ПОСТАВЛЕННАЯ ЗАДАЧА: Верни полностью и без изменений текст о жизни «зимогоров» в дачных поселках.

ТЕКСТ ДЛЯ ЧТЕНИЯ:
※ ※ ※
«Зимогорами» чаще всего становились, естественно, семейные горожане, поэтому в поселках создавалась инфраструктура, характерная для постоянной, оседлой жизни больших семейств – строились магазины, школы и т.д. «Устройство низшей и средней школы в поселках, чтобы детям не нужно было каждый день ездить на учебу в Петербург, является самой насущной потребностью дачных местностей», – утверждало в 1913 году «Земельно-поселковое дело». Все заботы по обустройству «зимогорского» быта брали на себя местные Общества благоустройства – благодаря их деятельности проводились осушительные работы, устраивались освещение, канализация, строились железнодорожные платформы. Они же организовывали и досуг «зимогоров» – так, например, Общество благоустройства в Ольгино затевало семейные вечера, называвшиеся «субботниками».
※ ※ ※
ИСХОДНЫЕ ДАННЫЕ:
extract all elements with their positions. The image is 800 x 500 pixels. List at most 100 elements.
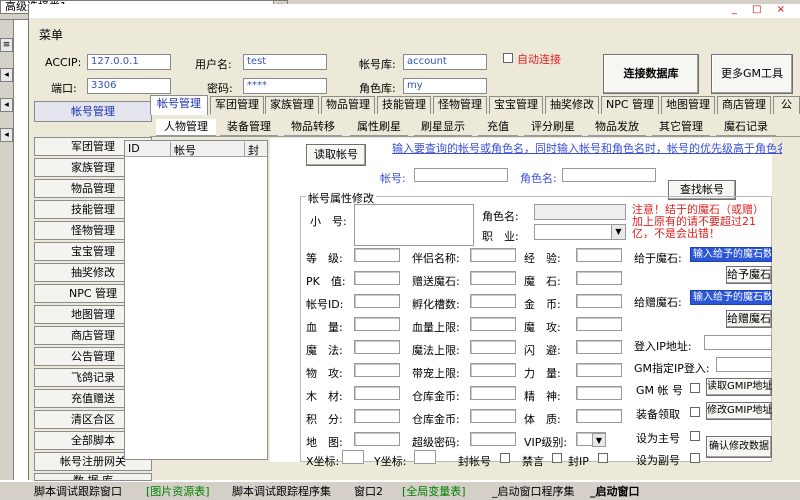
※ ※ ※
РЕЗУЛЬТАТ ВЫПОЛНЕНИЯ:
«Зимогорами» чаще всего становились, естественно, семейные горожане, поэтому в поселках создавалась инфраструктура, характерная для постоянной, оседлой жизни больших семейств – строились магазины, школы и т.д. «Устройство низшей и средней школы в поселках, чтобы детям не нужно было каждый день ездить на учебу в Петербург, является самой насущной потребностью дачных местностей», – утверждало в 1913 году «Земельно-поселковое дело». Все заботы по обустройству «зимогорского» быта брали на себя местные Общества благоустройства – благодаря их деятельности проводились осушительные работы, устраивались освещение, канализация, строились железнодорожные платформы. Они же организовывали и досуг «зимогоров» – так, например, Общество благоустройства в Ольгино затевало семейные вечера, называвшиеся «субботниками».